YOUR GOAL = Transcribe the whole listing below without changing a word, but leave out every image.

____________

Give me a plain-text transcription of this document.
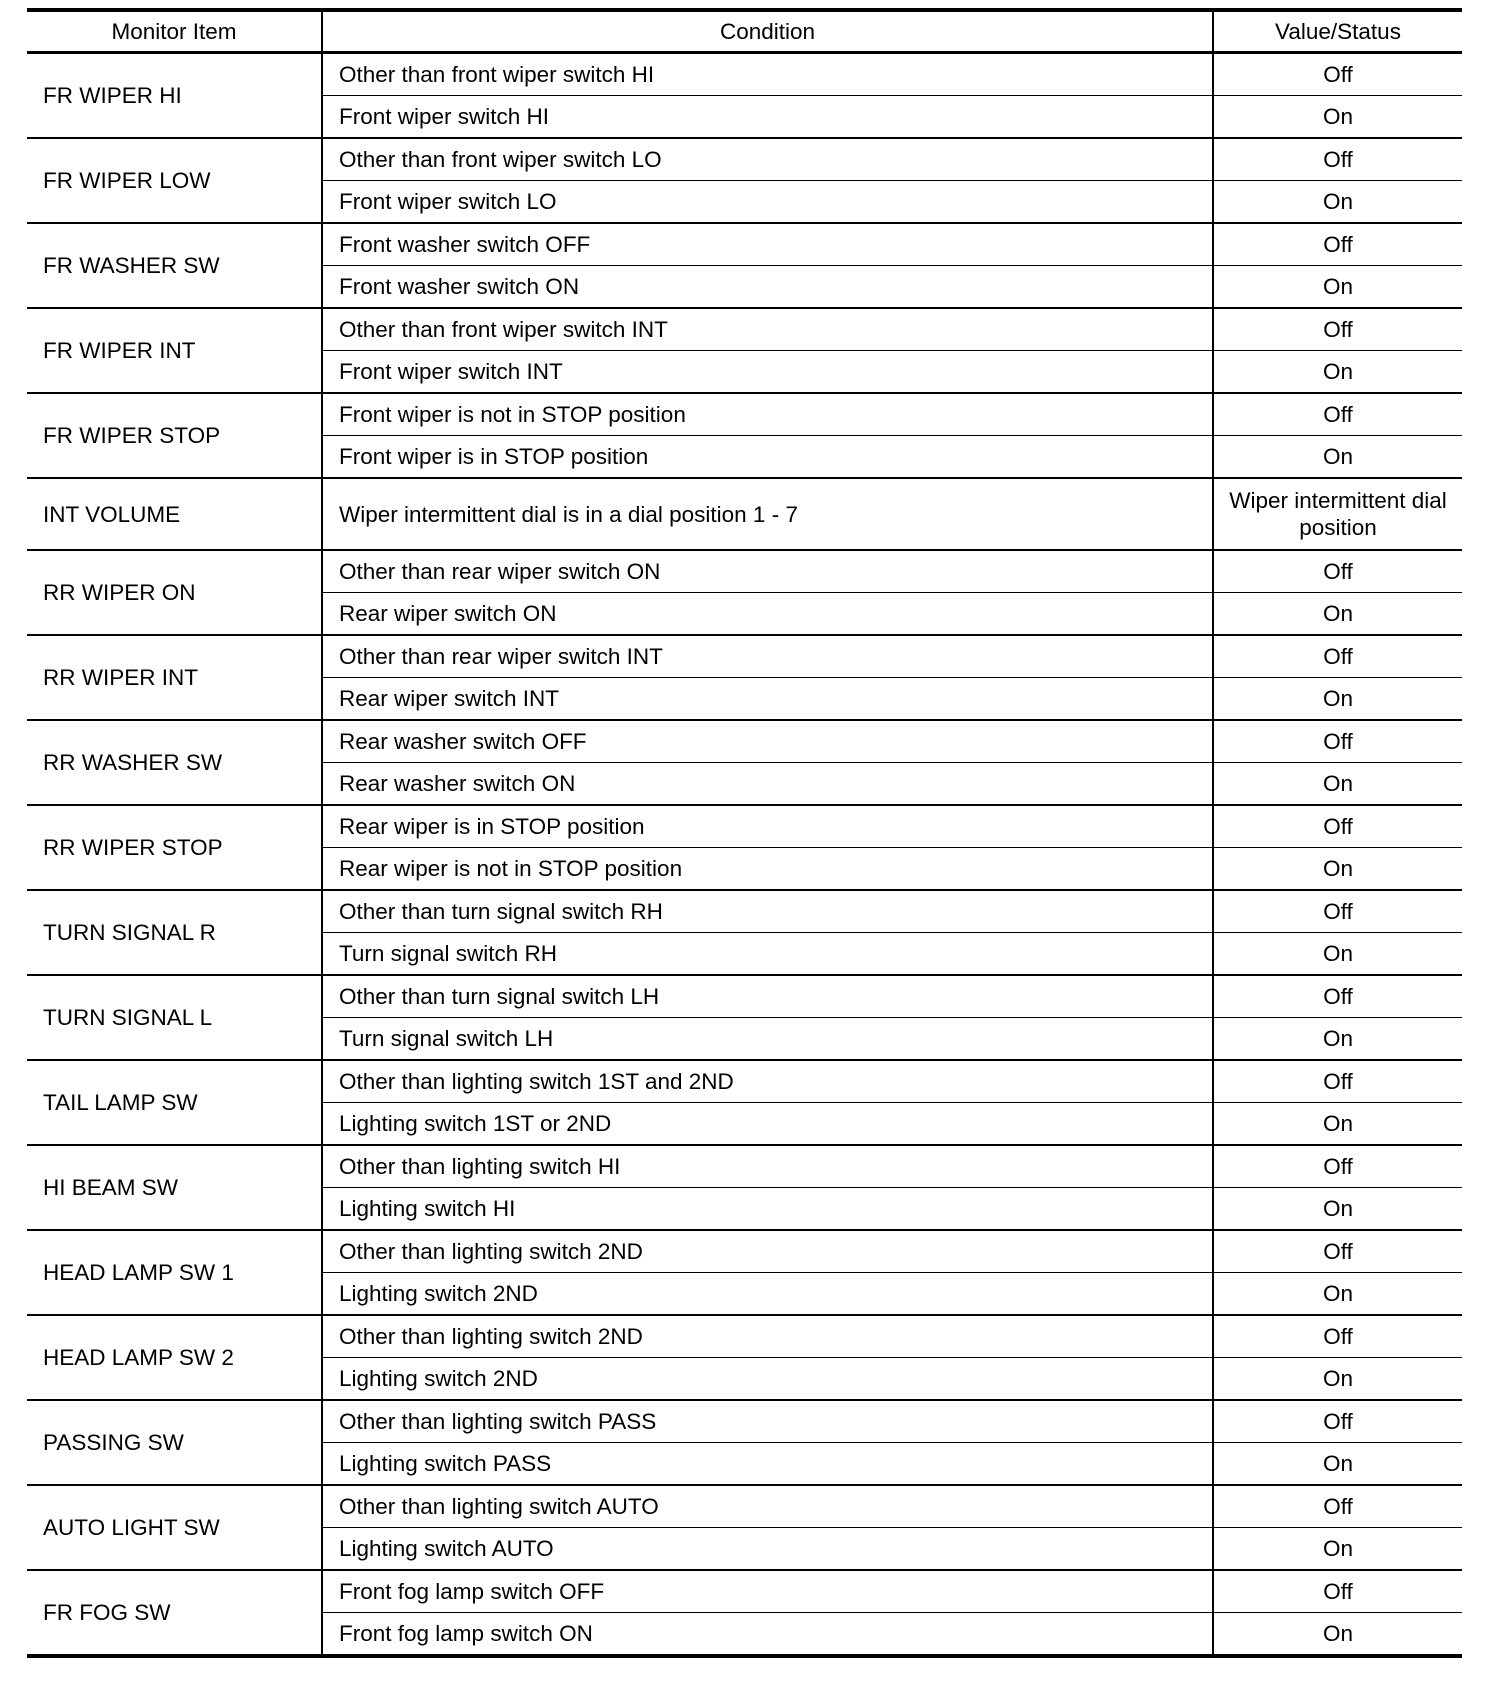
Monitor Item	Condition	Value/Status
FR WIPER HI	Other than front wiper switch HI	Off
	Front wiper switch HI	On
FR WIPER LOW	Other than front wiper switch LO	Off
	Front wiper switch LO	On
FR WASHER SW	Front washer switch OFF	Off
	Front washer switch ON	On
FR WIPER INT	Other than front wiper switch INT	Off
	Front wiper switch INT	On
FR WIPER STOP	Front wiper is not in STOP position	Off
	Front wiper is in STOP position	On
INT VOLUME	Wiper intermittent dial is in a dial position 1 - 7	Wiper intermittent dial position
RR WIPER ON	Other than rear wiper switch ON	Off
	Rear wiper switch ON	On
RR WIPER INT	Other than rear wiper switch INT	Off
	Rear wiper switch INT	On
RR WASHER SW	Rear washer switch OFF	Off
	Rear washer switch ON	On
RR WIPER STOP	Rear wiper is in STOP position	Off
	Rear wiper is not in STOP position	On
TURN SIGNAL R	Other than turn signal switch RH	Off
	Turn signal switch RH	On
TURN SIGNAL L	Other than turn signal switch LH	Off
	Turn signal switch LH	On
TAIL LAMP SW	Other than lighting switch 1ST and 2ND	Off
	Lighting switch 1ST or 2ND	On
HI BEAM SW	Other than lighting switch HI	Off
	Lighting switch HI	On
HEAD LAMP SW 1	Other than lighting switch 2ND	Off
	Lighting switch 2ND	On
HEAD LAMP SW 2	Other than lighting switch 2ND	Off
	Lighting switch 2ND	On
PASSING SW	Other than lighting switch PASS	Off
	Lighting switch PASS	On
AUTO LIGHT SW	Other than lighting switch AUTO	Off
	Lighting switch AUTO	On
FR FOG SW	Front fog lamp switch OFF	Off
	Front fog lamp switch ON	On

____________

CORRECT ANSWER =
Give me a plain-text transcription of this document.
Monitor Item	Condition	Value/Status
FR WIPER HI	Other than front wiper switch HI	Off
	Front wiper switch HI	On
FR WIPER LOW	Other than front wiper switch LO	Off
	Front wiper switch LO	On
FR WASHER SW	Front washer switch OFF	Off
	Front washer switch ON	On
FR WIPER INT	Other than front wiper switch INT	Off
	Front wiper switch INT	On
FR WIPER STOP	Front wiper is not in STOP position	Off
	Front wiper is in STOP position	On
INT VOLUME	Wiper intermittent dial is in a dial position 1 - 7	Wiper intermittent dial position
RR WIPER ON	Other than rear wiper switch ON	Off
	Rear wiper switch ON	On
RR WIPER INT	Other than rear wiper switch INT	Off
	Rear wiper switch INT	On
RR WASHER SW	Rear washer switch OFF	Off
	Rear washer switch ON	On
RR WIPER STOP	Rear wiper is in STOP position	Off
	Rear wiper is not in STOP position	On
TURN SIGNAL R	Other than turn signal switch RH	Off
	Turn signal switch RH	On
TURN SIGNAL L	Other than turn signal switch LH	Off
	Turn signal switch LH	On
TAIL LAMP SW	Other than lighting switch 1ST and 2ND	Off
	Lighting switch 1ST or 2ND	On
HI BEAM SW	Other than lighting switch HI	Off
	Lighting switch HI	On
HEAD LAMP SW 1	Other than lighting switch 2ND	Off
	Lighting switch 2ND	On
HEAD LAMP SW 2	Other than lighting switch 2ND	Off
	Lighting switch 2ND	On
PASSING SW	Other than lighting switch PASS	Off
	Lighting switch PASS	On
AUTO LIGHT SW	Other than lighting switch AUTO	Off
	Lighting switch AUTO	On
FR FOG SW	Front fog lamp switch OFF	Off
	Front fog lamp switch ON	On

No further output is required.